Look at the entries below and reproduce them exactly.

::::

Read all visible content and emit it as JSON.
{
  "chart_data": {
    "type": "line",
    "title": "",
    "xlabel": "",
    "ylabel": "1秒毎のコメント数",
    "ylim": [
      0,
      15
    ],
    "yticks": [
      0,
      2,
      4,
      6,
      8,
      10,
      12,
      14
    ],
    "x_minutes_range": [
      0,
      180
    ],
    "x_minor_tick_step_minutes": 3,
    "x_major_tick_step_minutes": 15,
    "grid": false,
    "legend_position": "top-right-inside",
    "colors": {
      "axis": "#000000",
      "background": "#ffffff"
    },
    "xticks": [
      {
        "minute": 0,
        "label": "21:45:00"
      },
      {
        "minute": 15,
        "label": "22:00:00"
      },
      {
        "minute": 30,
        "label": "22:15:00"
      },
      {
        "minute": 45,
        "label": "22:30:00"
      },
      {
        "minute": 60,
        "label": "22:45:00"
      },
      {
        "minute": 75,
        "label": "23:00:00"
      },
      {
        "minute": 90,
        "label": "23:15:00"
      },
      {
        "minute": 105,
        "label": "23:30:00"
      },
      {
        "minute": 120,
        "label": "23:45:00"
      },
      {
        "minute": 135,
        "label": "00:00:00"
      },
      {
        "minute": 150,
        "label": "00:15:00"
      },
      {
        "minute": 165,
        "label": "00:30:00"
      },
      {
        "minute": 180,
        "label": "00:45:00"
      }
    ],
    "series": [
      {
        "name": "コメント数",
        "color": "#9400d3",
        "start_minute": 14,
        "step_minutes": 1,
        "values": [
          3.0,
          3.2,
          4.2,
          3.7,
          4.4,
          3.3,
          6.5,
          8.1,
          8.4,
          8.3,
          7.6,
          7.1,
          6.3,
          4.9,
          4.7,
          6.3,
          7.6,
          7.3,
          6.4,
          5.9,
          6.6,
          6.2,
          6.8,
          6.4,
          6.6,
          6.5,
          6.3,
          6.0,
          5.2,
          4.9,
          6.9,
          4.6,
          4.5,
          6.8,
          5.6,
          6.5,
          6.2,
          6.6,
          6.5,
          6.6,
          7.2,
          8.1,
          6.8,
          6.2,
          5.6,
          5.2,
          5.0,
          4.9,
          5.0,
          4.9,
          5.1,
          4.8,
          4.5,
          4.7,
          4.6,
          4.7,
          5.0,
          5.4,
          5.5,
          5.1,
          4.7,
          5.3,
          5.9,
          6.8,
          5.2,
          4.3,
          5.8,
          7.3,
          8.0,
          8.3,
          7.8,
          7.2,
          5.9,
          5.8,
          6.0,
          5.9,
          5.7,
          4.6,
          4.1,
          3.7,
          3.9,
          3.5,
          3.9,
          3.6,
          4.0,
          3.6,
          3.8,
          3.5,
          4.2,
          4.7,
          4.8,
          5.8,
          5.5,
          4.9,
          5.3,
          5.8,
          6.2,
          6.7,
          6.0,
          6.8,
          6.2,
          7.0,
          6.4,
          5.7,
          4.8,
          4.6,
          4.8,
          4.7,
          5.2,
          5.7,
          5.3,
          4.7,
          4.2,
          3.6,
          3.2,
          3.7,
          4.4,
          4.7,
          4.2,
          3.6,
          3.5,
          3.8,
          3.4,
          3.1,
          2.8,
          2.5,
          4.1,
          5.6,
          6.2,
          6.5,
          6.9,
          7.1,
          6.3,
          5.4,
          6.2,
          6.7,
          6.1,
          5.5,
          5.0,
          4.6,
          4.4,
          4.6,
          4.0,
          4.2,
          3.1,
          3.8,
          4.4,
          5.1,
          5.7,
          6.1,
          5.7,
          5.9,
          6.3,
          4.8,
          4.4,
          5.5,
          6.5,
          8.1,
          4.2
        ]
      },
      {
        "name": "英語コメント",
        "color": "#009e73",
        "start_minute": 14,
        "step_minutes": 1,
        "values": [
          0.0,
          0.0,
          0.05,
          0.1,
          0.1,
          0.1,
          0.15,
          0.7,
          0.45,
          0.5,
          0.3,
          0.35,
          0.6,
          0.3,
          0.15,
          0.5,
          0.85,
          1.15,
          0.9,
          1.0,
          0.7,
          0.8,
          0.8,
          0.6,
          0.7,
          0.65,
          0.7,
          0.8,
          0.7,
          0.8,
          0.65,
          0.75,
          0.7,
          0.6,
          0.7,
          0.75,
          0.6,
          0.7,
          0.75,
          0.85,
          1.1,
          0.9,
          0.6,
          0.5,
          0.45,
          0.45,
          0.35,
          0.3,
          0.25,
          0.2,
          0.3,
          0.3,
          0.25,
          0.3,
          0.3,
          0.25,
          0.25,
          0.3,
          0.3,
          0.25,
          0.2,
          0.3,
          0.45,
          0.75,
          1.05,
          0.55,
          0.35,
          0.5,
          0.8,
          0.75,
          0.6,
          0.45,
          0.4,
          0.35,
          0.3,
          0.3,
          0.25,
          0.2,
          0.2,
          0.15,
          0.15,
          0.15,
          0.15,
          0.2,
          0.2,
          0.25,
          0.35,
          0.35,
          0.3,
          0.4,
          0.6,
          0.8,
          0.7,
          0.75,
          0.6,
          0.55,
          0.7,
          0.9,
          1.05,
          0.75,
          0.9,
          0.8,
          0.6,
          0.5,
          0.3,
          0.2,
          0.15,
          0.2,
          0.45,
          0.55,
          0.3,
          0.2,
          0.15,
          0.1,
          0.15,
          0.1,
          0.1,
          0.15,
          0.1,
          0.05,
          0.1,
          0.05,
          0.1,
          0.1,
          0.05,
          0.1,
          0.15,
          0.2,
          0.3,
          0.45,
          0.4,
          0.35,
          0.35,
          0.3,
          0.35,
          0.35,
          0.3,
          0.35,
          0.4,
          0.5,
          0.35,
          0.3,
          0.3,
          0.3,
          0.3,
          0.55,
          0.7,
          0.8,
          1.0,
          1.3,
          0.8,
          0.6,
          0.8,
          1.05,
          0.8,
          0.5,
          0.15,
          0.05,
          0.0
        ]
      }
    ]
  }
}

::::

Solved problem
Read all visible content and emit it as JSON.
{
  "chart_data": {
    "type": "line",
    "title": "",
    "xlabel": "",
    "ylabel": "1秒毎のコメント数",
    "ylim": [
      0,
      15
    ],
    "yticks": [
      0,
      2,
      4,
      6,
      8,
      10,
      12,
      14
    ],
    "x_minutes_range": [
      0,
      180
    ],
    "x_minor_tick_step_minutes": 3,
    "x_major_tick_step_minutes": 15,
    "grid": false,
    "legend_position": "top-right-inside",
    "colors": {
      "axis": "#000000",
      "background": "#ffffff"
    },
    "xticks": [
      {
        "minute": 0,
        "label": "21:45:00"
      },
      {
        "minute": 15,
        "label": "22:00:00"
      },
      {
        "minute": 30,
        "label": "22:15:00"
      },
      {
        "minute": 45,
        "label": "22:30:00"
      },
      {
        "minute": 60,
        "label": "22:45:00"
      },
      {
        "minute": 75,
        "label": "23:00:00"
      },
      {
        "minute": 90,
        "label": "23:15:00"
      },
      {
        "minute": 105,
        "label": "23:30:00"
      },
      {
        "minute": 120,
        "label": "23:45:00"
      },
      {
        "minute": 135,
        "label": "00:00:00"
      },
      {
        "minute": 150,
        "label": "00:15:00"
      },
      {
        "minute": 165,
        "label": "00:30:00"
      },
      {
        "minute": 180,
        "label": "00:45:00"
      }
    ],
    "series": [
      {
        "name": "コメント数",
        "color": "#9400d3",
        "start_minute": 14,
        "step_minutes": 1,
        "values": [
          3.0,
          3.2,
          4.2,
          3.7,
          4.4,
          3.3,
          6.5,
          8.1,
          8.4,
          8.3,
          7.6,
          7.1,
          6.3,
          4.9,
          4.7,
          6.3,
          7.6,
          7.3,
          6.4,
          5.9,
          6.6,
          6.2,
          6.8,
          6.4,
          6.6,
          6.5,
          6.3,
          6.0,
          5.2,
          4.9,
          6.9,
          4.6,
          4.5,
          6.8,
          5.6,
          6.5,
          6.2,
          6.6,
          6.5,
          6.6,
          7.2,
          8.1,
          6.8,
          6.2,
          5.6,
          5.2,
          5.0,
          4.9,
          5.0,
          4.9,
          5.1,
          4.8,
          4.5,
          4.7,
          4.6,
          4.7,
          5.0,
          5.4,
          5.5,
          5.1,
          4.7,
          5.3,
          5.9,
          6.8,
          5.2,
          4.3,
          5.8,
          7.3,
          8.0,
          8.3,
          7.8,
          7.2,
          5.9,
          5.8,
          6.0,
          5.9,
          5.7,
          4.6,
          4.1,
          3.7,
          3.9,
          3.5,
          3.9,
          3.6,
          4.0,
          3.6,
          3.8,
          3.5,
          4.2,
          4.7,
          4.8,
          5.8,
          5.5,
          4.9,
          5.3,
          5.8,
          6.2,
          6.7,
          6.0,
          6.8,
          6.2,
          7.0,
          6.4,
          5.7,
          4.8,
          4.6,
          4.8,
          4.7,
          5.2,
          5.7,
          5.3,
          4.7,
          4.2,
          3.6,
          3.2,
          3.7,
          4.4,
          4.7,
          4.2,
          3.6,
          3.5,
          3.8,
          3.4,
          3.1,
          2.8,
          2.5,
          4.1,
          5.6,
          6.2,
          6.5,
          6.9,
          7.1,
          6.3,
          5.4,
          6.2,
          6.7,
          6.1,
          5.5,
          5.0,
          4.6,
          4.4,
          4.6,
          4.0,
          4.2,
          3.1,
          3.8,
          4.4,
          5.1,
          5.7,
          6.1,
          5.7,
          5.9,
          6.3,
          4.8,
          4.4,
          5.5,
          6.5,
          8.1,
          4.2
        ]
      },
      {
        "name": "英語コメント",
        "color": "#009e73",
        "start_minute": 14,
        "step_minutes": 1,
        "values": [
          0.0,
          0.0,
          0.05,
          0.1,
          0.1,
          0.1,
          0.15,
          0.7,
          0.45,
          0.5,
          0.3,
          0.35,
          0.6,
          0.3,
          0.15,
          0.5,
          0.85,
          1.15,
          0.9,
          1.0,
          0.7,
          0.8,
          0.8,
          0.6,
          0.7,
          0.65,
          0.7,
          0.8,
          0.7,
          0.8,
          0.65,
          0.75,
          0.7,
          0.6,
          0.7,
          0.75,
          0.6,
          0.7,
          0.75,
          0.85,
          1.1,
          0.9,
          0.6,
          0.5,
          0.45,
          0.45,
          0.35,
          0.3,
          0.25,
          0.2,
          0.3,
          0.3,
          0.25,
          0.3,
          0.3,
          0.25,
          0.25,
          0.3,
          0.3,
          0.25,
          0.2,
          0.3,
          0.45,
          0.75,
          1.05,
          0.55,
          0.35,
          0.5,
          0.8,
          0.75,
          0.6,
          0.45,
          0.4,
          0.35,
          0.3,
          0.3,
          0.25,
          0.2,
          0.2,
          0.15,
          0.15,
          0.15,
          0.15,
          0.2,
          0.2,
          0.25,
          0.35,
          0.35,
          0.3,
          0.4,
          0.6,
          0.8,
          0.7,
          0.75,
          0.6,
          0.55,
          0.7,
          0.9,
          1.05,
          0.75,
          0.9,
          0.8,
          0.6,
          0.5,
          0.3,
          0.2,
          0.15,
          0.2,
          0.45,
          0.55,
          0.3,
          0.2,
          0.15,
          0.1,
          0.15,
          0.1,
          0.1,
          0.15,
          0.1,
          0.05,
          0.1,
          0.05,
          0.1,
          0.1,
          0.05,
          0.1,
          0.15,
          0.2,
          0.3,
          0.45,
          0.4,
          0.35,
          0.35,
          0.3,
          0.35,
          0.35,
          0.3,
          0.35,
          0.4,
          0.5,
          0.35,
          0.3,
          0.3,
          0.3,
          0.3,
          0.55,
          0.7,
          0.8,
          1.0,
          1.3,
          0.8,
          0.6,
          0.8,
          1.05,
          0.8,
          0.5,
          0.15,
          0.05,
          0.0
        ]
      }
    ]
  }
}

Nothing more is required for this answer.